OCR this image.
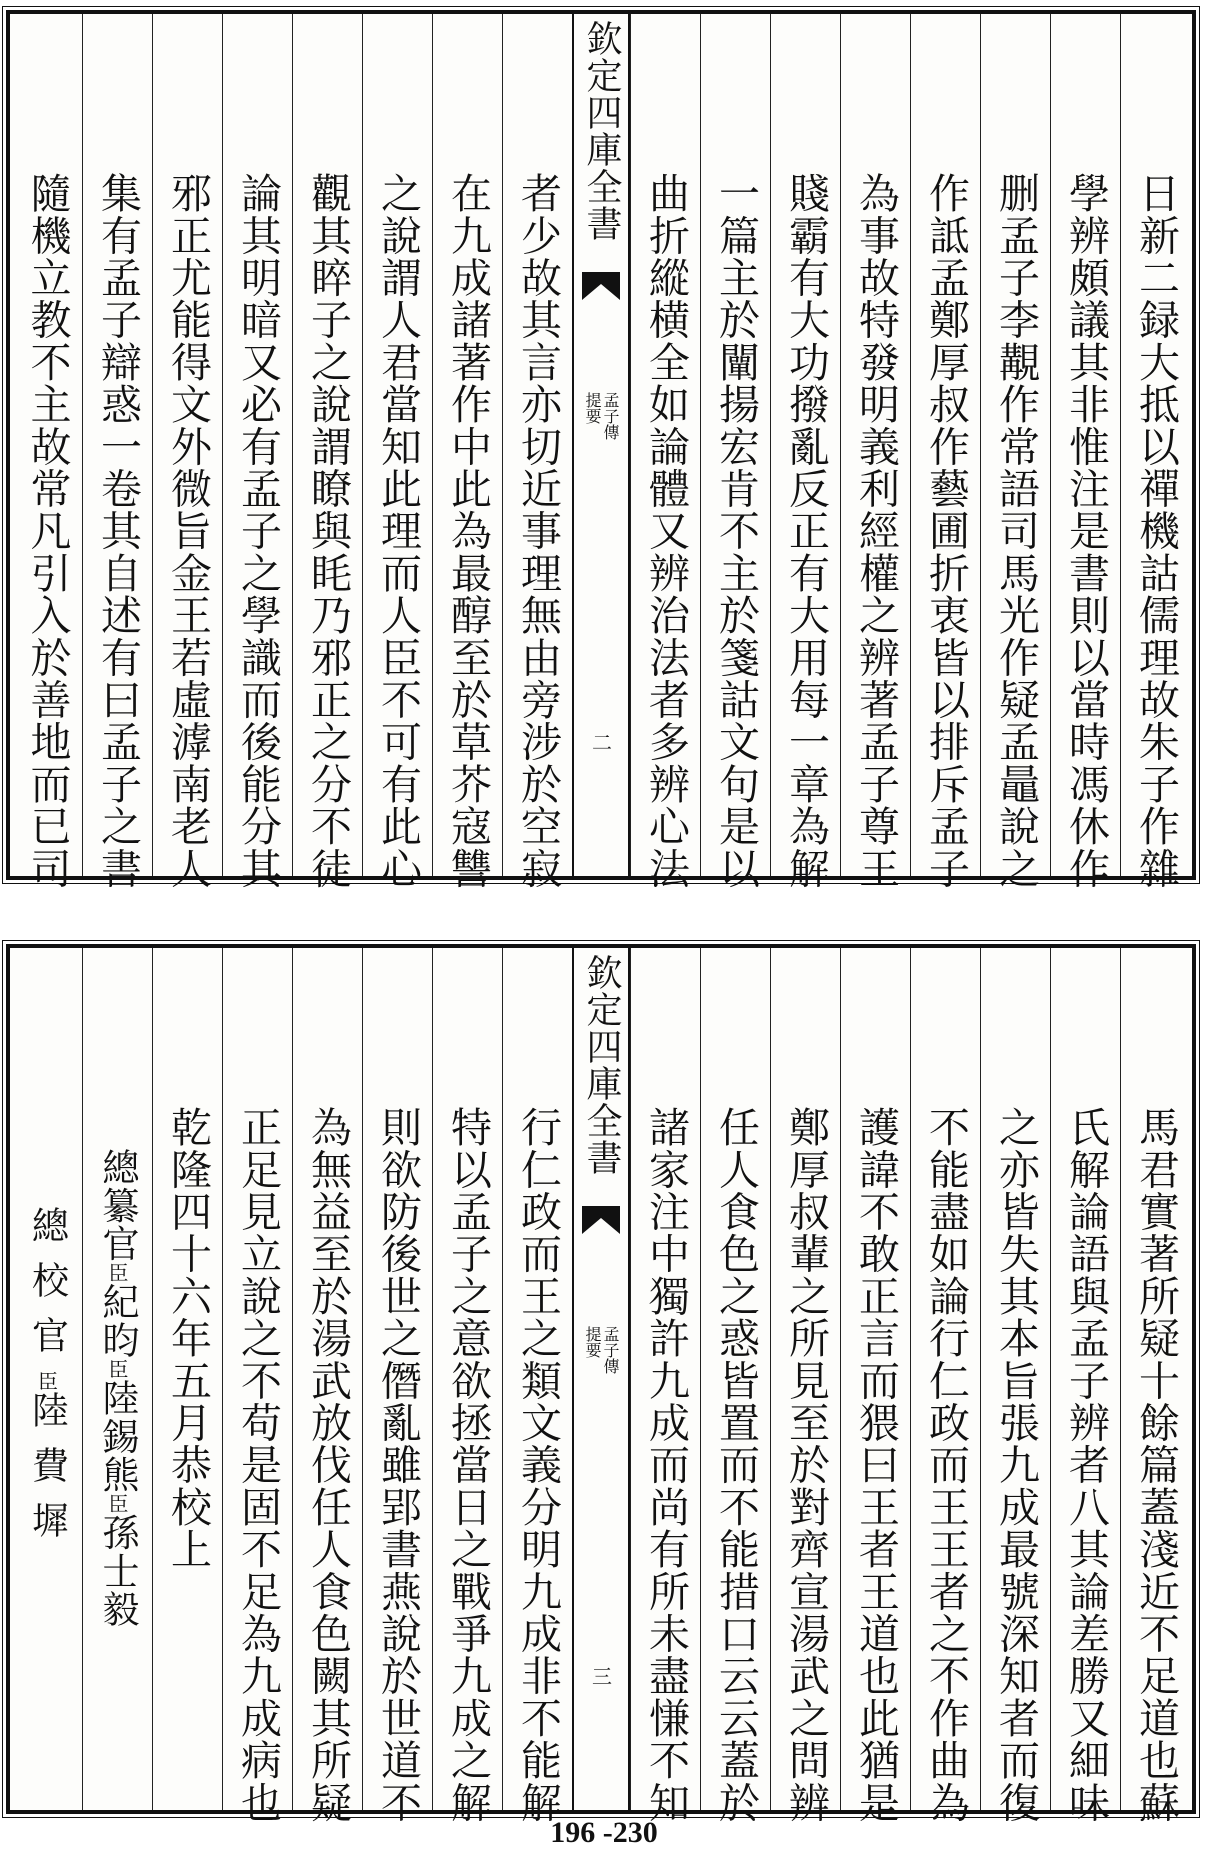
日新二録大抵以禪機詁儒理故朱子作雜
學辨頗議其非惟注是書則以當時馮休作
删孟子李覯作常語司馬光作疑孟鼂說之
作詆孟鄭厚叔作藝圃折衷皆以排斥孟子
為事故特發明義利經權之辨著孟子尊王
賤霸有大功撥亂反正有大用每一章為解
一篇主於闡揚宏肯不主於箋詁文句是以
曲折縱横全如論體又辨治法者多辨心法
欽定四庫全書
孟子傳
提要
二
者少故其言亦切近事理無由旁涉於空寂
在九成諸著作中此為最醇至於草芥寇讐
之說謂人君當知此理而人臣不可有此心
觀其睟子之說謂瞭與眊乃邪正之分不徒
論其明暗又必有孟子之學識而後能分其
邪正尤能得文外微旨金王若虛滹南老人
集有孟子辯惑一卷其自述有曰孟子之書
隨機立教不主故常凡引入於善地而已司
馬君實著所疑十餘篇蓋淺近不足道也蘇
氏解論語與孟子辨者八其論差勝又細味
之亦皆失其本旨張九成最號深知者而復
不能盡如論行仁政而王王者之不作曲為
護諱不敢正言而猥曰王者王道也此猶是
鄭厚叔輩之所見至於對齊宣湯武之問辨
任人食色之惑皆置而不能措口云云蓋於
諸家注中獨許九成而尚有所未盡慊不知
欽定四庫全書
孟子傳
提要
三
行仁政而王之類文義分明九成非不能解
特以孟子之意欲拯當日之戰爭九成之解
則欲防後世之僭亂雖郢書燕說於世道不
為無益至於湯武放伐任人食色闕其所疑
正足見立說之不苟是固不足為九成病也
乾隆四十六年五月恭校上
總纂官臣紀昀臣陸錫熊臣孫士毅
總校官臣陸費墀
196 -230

EXERCISE DETAILS: All records must be output exactly as they are, except for the pictures, which are left out.

RESULT BELOW:
OCR this image.
日新二録大抵以禪機詁儒理故朱子作雜
學辨頗議其非惟注是書則以當時馮休作
删孟子李覯作常語司馬光作疑孟鼂說之
作詆孟鄭厚叔作藝圃折衷皆以排斥孟子
為事故特發明義利經權之辨著孟子尊王
賤霸有大功撥亂反正有大用每一章為解
一篇主於闡揚宏肯不主於箋詁文句是以
曲折縱横全如論體又辨治法者多辨心法
欽定四庫全書
孟子傳
提要
二
者少故其言亦切近事理無由旁涉於空寂
在九成諸著作中此為最醇至於草芥寇讐
之說謂人君當知此理而人臣不可有此心
觀其睟子之說謂瞭與眊乃邪正之分不徒
論其明暗又必有孟子之學識而後能分其
邪正尤能得文外微旨金王若虛滹南老人
集有孟子辯惑一卷其自述有曰孟子之書
隨機立教不主故常凡引入於善地而已司
馬君實著所疑十餘篇蓋淺近不足道也蘇
氏解論語與孟子辨者八其論差勝又細味
之亦皆失其本旨張九成最號深知者而復
不能盡如論行仁政而王王者之不作曲為
護諱不敢正言而猥曰王者王道也此猶是
鄭厚叔輩之所見至於對齊宣湯武之問辨
任人食色之惑皆置而不能措口云云蓋於
諸家注中獨許九成而尚有所未盡慊不知
欽定四庫全書
孟子傳
提要
三
行仁政而王之類文義分明九成非不能解
特以孟子之意欲拯當日之戰爭九成之解
則欲防後世之僭亂雖郢書燕說於世道不
為無益至於湯武放伐任人食色闕其所疑
正足見立說之不苟是固不足為九成病也
乾隆四十六年五月恭校上
總纂官臣紀昀臣陸錫熊臣孫士毅
總校官臣陸費墀
196 -230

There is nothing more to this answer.